*** READING PASSAGE

When the Scholar Becomes Invisible

Sep 6, 2025Higher Education Landscape, Researcher

TL;DR: The modern university system rewards academic productivity over scholarly depth. The more time we devote to meaningful thinking, the more invisible we risk becoming. To preserve scholarship, we must find new ways, be it inside or outside the institution, to make space for care, reflection, and slow ideas.

 

It’s hard to be an academic right now. But it feels almost impossible to be a scholar. And while the difference between the two might seem subtle, it’s everything. The academic is rewarded whereas the scholar is overlooked.

Academics perform knowledge. Scholars pursue it. One chases metrics, the other meaning. One is paid to write, the other writes to understand. And increasingly, one is visible. The other is invisible.

What gets rewarded isn’t what matters most

Both roles have always coexisted and lived in relative harmony, though it’s become a lot shaky in recent decades. There was room for slow thinking, for publishing when you had something worth saying, and not because it was expected or due. The scholar had a place in the university.

******
*** PROVIDED DATA

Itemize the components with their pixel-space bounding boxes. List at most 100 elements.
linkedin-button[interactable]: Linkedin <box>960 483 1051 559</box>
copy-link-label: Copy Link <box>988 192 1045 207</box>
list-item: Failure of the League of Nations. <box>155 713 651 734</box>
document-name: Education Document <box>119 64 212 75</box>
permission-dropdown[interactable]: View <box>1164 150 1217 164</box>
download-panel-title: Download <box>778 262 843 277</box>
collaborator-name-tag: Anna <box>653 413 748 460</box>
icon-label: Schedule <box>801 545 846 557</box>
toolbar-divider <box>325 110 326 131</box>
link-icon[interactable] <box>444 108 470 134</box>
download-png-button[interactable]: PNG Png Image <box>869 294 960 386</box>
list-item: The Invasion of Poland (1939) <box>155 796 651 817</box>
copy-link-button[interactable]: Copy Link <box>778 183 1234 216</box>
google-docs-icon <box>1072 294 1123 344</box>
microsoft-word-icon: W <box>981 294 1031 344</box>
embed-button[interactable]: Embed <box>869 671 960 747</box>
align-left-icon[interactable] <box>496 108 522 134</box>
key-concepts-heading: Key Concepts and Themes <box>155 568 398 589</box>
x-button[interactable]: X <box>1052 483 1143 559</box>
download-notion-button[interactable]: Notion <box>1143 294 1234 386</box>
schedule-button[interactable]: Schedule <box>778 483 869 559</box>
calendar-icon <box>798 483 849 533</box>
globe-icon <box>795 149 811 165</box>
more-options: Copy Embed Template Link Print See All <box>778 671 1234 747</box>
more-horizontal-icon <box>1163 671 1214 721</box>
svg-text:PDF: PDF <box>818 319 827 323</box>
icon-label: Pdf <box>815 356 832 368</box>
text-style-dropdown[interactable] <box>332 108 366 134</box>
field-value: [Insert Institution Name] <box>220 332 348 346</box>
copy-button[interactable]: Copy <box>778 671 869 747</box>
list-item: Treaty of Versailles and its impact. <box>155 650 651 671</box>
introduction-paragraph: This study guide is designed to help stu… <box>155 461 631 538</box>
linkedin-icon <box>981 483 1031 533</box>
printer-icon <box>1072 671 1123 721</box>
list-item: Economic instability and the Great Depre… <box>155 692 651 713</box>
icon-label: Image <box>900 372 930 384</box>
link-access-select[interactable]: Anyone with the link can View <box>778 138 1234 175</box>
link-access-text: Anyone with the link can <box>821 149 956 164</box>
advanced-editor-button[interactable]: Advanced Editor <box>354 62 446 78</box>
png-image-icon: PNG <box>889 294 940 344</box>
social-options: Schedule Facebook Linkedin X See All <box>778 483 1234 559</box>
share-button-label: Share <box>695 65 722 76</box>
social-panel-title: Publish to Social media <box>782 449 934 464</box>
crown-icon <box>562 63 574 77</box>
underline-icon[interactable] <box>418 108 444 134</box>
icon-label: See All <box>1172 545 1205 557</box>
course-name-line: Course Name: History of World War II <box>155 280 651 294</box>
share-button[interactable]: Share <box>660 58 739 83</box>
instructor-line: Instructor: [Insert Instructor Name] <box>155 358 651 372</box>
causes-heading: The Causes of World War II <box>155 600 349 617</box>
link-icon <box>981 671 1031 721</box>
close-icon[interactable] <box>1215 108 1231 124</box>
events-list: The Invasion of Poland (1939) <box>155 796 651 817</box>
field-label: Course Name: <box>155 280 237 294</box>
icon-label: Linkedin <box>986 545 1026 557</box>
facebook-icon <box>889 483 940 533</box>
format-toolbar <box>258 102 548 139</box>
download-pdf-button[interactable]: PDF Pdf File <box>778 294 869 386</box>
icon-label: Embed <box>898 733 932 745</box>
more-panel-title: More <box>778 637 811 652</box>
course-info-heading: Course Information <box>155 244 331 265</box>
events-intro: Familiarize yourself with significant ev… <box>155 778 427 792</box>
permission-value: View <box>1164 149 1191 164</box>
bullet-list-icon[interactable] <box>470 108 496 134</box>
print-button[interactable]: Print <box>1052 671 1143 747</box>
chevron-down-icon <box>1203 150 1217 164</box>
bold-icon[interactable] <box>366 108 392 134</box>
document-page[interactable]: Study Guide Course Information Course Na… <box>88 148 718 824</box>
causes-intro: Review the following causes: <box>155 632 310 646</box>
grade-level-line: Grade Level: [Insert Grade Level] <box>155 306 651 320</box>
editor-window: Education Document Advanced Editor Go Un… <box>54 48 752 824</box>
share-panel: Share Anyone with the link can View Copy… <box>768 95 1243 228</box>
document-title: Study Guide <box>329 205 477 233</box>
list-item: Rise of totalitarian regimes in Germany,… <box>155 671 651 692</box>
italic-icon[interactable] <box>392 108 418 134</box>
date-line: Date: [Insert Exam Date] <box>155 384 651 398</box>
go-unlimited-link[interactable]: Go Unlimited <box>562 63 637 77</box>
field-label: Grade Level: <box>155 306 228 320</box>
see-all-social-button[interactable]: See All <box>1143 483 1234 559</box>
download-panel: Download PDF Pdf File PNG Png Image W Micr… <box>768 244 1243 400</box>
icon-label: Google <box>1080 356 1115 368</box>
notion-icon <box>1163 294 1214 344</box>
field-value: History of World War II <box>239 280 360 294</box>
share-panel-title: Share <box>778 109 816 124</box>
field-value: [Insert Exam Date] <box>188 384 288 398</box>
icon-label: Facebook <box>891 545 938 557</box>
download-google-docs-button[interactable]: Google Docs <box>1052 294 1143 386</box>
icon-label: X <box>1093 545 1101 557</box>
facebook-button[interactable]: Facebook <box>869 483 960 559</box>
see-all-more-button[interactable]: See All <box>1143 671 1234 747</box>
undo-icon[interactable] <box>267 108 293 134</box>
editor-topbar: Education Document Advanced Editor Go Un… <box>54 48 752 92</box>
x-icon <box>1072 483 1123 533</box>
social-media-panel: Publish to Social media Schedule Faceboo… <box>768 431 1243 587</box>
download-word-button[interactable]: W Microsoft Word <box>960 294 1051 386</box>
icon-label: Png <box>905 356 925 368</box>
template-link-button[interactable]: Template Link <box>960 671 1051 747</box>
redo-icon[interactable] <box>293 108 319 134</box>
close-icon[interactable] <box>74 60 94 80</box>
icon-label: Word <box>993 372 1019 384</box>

******

» **EXERCISE GOAL**
Reproduce the passage of the piece on academics and scholars from "It’s hard to" up to and including "in the university.".

» **RESULT FOR THIS EXERCISE**
It’s hard to be an academic right now. But it feels almost impossible to be a scholar. And while the difference between the two might seem subtle, it’s everything. The academic is rewarded whereas the scholar is overlooked.

Academics perform knowledge. Scholars pursue it. One chases metrics, the other meaning. One is paid to write, the other writes to understand. And increasingly, one is visible. The other is invisible.

What gets rewarded isn’t what matters most

Both roles have always coexisted and lived in relative harmony, though it’s become a lot shaky in recent decades. There was room for slow thinking, for publishing when you had something worth saying, and not because it was expected or due. The scholar had a place in the university.